• Stated problem:
From the listing below, return each line that includes "NOAA".

===============

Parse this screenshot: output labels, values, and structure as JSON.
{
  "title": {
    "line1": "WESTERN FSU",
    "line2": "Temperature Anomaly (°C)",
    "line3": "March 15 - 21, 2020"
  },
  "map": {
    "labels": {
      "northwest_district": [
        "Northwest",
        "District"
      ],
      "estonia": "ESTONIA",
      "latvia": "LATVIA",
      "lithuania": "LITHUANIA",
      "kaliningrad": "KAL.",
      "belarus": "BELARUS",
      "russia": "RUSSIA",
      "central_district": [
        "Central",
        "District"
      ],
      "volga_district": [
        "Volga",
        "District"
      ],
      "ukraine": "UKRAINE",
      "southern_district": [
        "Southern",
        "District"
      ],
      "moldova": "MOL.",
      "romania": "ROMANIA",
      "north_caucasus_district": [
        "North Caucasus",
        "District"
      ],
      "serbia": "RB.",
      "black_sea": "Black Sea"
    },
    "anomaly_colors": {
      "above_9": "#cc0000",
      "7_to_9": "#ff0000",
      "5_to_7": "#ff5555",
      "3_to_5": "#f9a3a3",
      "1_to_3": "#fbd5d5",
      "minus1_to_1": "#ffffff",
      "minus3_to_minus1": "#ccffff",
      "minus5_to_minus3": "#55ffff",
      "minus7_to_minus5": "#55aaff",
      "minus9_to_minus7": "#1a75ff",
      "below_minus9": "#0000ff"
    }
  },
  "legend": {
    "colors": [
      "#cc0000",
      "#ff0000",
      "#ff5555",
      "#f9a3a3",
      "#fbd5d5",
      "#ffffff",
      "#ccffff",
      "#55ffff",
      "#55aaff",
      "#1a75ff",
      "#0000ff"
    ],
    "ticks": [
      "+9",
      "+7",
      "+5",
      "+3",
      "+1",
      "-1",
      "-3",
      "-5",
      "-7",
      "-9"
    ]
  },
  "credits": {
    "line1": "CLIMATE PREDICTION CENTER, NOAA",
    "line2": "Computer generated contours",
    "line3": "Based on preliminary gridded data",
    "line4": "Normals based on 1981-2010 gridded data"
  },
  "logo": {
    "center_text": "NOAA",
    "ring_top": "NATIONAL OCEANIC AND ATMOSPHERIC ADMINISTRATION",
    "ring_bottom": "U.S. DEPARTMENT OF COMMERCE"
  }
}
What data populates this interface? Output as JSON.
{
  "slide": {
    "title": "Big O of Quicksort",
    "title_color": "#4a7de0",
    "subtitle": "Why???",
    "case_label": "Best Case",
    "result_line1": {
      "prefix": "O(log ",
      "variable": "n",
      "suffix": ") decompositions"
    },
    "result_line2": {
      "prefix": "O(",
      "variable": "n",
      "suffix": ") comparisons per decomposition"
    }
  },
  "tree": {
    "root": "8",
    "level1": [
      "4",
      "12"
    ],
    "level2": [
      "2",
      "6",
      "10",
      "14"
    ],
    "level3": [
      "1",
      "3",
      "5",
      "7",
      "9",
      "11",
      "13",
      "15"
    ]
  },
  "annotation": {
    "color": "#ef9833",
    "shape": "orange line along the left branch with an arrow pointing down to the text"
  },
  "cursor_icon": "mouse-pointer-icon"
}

===============

• The answer:
    "line1": "CLIMATE PREDICTION CENTER, NOAA",
    "center_text": "NOAA",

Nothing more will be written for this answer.